┌──
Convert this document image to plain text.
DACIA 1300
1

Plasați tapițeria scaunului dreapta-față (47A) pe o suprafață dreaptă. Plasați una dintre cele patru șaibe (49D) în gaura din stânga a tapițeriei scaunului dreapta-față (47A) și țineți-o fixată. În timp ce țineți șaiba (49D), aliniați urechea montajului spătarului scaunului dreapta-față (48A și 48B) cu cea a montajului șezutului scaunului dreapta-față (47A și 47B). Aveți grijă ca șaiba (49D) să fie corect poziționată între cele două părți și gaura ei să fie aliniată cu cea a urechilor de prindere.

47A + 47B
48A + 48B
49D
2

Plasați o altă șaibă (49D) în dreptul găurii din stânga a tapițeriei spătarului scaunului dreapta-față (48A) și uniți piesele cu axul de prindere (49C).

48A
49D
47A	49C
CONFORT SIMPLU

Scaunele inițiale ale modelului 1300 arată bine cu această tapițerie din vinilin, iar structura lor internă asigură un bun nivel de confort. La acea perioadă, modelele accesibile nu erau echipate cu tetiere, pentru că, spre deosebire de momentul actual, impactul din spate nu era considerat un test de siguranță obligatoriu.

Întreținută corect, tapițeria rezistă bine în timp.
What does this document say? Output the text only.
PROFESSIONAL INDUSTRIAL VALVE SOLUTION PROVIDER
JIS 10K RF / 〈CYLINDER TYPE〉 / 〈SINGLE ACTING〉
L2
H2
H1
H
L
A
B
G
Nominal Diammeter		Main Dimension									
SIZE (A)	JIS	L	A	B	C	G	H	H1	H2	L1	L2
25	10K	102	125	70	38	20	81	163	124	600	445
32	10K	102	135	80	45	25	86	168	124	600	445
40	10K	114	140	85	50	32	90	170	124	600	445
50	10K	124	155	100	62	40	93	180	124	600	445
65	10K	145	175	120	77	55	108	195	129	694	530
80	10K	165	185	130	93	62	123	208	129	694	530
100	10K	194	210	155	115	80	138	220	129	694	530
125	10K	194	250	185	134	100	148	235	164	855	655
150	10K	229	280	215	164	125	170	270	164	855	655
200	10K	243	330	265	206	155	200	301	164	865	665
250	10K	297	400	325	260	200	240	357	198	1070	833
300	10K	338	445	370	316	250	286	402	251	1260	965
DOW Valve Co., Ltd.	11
└──
- _WHAT YOU NEED TO DO_
Write down every line of the data exactly as it appears above.

- _EXERCISE SOLUTION_
Convert this document image to plain text.
DACIA 1300
1

Plasați tapițeria scaunului dreapta-față (47A) pe o suprafață dreaptă. Plasați una dintre cele patru șaibe (49D) în gaura din stânga a tapițeriei scaunului dreapta-față (47A) și țineți-o fixată. În timp ce țineți șaiba (49D), aliniați urechea montajului spătarului scaunului dreapta-față (48A și 48B) cu cea a montajului șezutului scaunului dreapta-față (47A și 47B). Aveți grijă ca șaiba (49D) să fie corect poziționată între cele două părți și gaura ei să fie aliniată cu cea a urechilor de prindere.

47A + 47B
48A + 48B
49D
2

Plasați o altă șaibă (49D) în dreptul găurii din stânga a tapițeriei spătarului scaunului dreapta-față (48A) și uniți piesele cu axul de prindere (49C).

48A
49D
47A	49C
CONFORT SIMPLU

Scaunele inițiale ale modelului 1300 arată bine cu această tapițerie din vinilin, iar structura lor internă asigură un bun nivel de confort. La acea perioadă, modelele accesibile nu erau echipate cu tetiere, pentru că, spre deosebire de momentul actual, impactul din spate nu era considerat un test de siguranță obligatoriu.

Întreținută corect, tapițeria rezistă bine în timp.
What does this document say? Output the text only.
PROFESSIONAL INDUSTRIAL VALVE SOLUTION PROVIDER
JIS 10K RF / 〈CYLINDER TYPE〉 / 〈SINGLE ACTING〉
L2
H2
H1
H
L
A
B
G
Nominal Diammeter		Main Dimension									
SIZE (A)	JIS	L	A	B	C	G	H	H1	H2	L1	L2
25	10K	102	125	70	38	20	81	163	124	600	445
32	10K	102	135	80	45	25	86	168	124	600	445
40	10K	114	140	85	50	32	90	170	124	600	445
50	10K	124	155	100	62	40	93	180	124	600	445
65	10K	145	175	120	77	55	108	195	129	694	530
80	10K	165	185	130	93	62	123	208	129	694	530
100	10K	194	210	155	115	80	138	220	129	694	530
125	10K	194	250	185	134	100	148	235	164	855	655
150	10K	229	280	215	164	125	170	270	164	855	655
200	10K	243	330	265	206	155	200	301	164	865	665
250	10K	297	400	325	260	200	240	357	198	1070	833
300	10K	338	445	370	316	250	286	402	251	1260	965
DOW Valve Co., Ltd.	11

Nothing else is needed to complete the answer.